-------- Provided records

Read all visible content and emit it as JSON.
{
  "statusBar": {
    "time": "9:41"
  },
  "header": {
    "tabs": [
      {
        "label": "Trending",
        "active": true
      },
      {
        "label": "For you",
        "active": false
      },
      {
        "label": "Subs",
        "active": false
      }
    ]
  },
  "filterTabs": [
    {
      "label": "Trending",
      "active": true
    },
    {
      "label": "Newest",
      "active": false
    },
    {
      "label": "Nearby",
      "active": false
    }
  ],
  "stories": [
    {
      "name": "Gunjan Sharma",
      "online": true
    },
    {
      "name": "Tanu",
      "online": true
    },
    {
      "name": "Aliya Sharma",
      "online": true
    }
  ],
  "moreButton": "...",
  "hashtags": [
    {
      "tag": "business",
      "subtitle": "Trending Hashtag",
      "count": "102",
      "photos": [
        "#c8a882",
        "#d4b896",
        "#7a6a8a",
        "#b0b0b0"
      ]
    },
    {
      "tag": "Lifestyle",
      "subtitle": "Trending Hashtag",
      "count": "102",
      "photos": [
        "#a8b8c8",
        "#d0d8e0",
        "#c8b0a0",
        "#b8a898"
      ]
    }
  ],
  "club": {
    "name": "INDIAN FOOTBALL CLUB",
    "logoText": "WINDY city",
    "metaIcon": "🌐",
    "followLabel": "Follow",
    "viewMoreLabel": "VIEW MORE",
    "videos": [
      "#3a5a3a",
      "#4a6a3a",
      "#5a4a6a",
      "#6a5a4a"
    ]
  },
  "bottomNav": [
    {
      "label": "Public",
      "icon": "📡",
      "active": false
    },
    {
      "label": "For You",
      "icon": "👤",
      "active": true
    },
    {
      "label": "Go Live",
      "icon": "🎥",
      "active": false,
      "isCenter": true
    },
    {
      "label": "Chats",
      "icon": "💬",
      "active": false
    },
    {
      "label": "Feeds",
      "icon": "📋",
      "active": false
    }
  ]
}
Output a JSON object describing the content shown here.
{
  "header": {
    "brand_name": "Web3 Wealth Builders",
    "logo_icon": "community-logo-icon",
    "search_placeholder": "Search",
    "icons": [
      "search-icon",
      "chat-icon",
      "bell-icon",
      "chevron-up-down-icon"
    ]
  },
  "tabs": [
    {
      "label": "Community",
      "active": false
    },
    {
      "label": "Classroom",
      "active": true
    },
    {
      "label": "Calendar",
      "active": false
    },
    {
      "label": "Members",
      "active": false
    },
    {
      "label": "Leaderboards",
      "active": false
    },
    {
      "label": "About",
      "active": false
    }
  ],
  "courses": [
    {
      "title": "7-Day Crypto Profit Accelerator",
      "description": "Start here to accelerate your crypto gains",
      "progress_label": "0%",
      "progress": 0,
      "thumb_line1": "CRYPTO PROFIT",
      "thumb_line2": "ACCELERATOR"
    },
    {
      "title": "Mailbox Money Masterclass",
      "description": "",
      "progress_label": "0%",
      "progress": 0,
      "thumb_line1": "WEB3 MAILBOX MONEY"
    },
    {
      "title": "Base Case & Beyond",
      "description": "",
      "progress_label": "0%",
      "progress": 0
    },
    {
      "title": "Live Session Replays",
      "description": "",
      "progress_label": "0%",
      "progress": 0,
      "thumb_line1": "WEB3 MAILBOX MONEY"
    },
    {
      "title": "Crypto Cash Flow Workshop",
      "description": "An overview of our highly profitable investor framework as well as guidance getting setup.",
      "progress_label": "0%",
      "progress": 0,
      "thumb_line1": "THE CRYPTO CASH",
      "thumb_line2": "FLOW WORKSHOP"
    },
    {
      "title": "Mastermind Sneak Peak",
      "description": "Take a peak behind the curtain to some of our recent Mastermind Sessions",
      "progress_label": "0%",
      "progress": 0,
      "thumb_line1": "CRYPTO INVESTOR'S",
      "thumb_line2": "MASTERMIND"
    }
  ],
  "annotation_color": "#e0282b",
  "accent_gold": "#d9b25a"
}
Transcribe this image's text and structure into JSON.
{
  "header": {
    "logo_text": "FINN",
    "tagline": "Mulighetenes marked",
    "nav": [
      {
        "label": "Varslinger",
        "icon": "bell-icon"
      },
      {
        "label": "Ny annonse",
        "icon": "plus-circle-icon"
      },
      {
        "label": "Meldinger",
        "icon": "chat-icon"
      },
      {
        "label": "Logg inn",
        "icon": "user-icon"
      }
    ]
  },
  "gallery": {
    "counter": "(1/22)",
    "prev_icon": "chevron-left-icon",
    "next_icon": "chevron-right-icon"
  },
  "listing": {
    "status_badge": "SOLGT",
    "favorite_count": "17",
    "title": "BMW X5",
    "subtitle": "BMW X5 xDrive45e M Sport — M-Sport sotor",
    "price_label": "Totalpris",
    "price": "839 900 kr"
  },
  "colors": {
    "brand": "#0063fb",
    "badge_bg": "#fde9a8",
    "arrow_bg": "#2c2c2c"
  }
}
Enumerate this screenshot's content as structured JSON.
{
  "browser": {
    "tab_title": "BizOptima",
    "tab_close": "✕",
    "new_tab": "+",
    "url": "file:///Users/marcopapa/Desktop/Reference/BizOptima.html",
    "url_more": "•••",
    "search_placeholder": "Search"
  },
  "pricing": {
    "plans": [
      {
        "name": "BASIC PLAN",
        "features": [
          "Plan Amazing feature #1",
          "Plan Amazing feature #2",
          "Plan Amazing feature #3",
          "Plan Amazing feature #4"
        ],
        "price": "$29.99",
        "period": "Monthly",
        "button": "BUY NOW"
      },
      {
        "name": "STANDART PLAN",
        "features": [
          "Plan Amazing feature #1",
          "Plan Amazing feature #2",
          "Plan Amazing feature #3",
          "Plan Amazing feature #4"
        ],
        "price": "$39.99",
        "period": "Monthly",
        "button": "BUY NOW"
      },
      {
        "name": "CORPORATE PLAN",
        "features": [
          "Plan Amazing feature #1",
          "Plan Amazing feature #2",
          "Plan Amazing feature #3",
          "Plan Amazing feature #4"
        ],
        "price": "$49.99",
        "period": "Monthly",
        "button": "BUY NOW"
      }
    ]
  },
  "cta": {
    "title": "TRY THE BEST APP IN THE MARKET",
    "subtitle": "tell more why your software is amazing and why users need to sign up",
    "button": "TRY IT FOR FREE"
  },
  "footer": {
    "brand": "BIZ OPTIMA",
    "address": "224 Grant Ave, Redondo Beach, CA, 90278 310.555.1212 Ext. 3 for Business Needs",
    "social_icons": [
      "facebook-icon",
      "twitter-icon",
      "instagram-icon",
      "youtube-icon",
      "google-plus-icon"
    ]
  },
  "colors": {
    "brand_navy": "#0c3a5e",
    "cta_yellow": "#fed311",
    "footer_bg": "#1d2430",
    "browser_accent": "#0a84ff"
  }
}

----------------

[The request]:
Check each line in the listing above for the string "Trending", then report how many lines contain it, with no other text.

[Completed exercise]:
4